SET TASK:
In the records that follow, locate every line with "тебя" and extract it.

SUPPLIED DATA:
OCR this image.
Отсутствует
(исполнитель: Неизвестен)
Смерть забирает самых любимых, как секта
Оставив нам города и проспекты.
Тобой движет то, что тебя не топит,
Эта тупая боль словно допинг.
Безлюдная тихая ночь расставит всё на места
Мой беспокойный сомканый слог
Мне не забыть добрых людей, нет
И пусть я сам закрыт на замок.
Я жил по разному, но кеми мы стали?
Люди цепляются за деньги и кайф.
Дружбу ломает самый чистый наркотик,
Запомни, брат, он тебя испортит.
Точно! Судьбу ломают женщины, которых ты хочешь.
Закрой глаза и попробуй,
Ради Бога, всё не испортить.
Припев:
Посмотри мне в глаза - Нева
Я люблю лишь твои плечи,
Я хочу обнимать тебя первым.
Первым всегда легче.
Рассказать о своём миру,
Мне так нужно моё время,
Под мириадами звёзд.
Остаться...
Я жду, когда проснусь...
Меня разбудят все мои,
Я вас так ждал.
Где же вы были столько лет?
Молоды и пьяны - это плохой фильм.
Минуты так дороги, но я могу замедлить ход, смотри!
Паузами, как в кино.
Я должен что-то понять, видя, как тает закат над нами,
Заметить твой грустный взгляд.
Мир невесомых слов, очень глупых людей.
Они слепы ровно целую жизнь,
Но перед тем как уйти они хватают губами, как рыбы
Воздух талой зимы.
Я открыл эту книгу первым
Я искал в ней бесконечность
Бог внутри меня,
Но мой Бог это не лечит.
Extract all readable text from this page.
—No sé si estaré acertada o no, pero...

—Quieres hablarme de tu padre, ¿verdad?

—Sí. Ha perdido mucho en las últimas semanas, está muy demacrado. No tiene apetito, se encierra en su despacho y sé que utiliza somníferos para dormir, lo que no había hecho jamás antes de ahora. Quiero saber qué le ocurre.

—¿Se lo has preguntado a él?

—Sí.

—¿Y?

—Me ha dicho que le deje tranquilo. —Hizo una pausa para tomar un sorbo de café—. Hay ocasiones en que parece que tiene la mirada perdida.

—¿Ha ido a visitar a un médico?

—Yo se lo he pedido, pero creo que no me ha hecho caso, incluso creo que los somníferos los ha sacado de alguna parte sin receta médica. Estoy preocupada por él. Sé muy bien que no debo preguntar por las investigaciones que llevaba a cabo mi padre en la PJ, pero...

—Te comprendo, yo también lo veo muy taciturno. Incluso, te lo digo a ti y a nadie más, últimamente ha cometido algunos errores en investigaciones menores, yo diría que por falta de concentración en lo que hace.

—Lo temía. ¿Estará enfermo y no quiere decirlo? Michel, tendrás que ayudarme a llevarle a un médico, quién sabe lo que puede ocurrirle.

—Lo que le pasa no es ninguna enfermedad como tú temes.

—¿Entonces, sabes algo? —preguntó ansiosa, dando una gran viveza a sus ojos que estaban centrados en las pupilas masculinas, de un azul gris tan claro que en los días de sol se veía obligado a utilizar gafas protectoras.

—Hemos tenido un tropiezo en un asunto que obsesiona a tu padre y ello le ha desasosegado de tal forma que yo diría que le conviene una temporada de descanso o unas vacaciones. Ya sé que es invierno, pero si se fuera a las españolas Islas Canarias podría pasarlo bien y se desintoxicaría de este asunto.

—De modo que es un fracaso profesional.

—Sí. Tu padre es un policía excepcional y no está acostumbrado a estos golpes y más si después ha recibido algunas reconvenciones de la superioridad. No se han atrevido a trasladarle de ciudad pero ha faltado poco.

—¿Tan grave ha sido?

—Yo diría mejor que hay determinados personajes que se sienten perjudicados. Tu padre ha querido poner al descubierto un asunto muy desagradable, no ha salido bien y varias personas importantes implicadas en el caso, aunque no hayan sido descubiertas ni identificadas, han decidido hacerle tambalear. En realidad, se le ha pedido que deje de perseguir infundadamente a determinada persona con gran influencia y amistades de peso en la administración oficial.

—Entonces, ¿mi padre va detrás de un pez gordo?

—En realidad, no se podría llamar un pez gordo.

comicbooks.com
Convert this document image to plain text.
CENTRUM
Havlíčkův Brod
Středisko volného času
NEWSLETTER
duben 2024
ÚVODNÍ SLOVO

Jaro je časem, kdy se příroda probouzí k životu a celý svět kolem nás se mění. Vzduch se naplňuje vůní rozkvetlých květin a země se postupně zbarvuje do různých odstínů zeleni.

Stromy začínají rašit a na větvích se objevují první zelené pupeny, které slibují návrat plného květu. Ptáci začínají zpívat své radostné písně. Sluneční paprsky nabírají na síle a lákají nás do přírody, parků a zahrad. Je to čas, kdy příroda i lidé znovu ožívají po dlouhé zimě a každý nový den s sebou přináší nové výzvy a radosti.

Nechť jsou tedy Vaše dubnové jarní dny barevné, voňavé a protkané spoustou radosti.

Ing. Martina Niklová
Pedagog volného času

SOLUTION BELOW:
Тобой движет то, что тебя не топит,
Запомни, брат, он тебя испортит.
Я хочу обнимать тебя первым.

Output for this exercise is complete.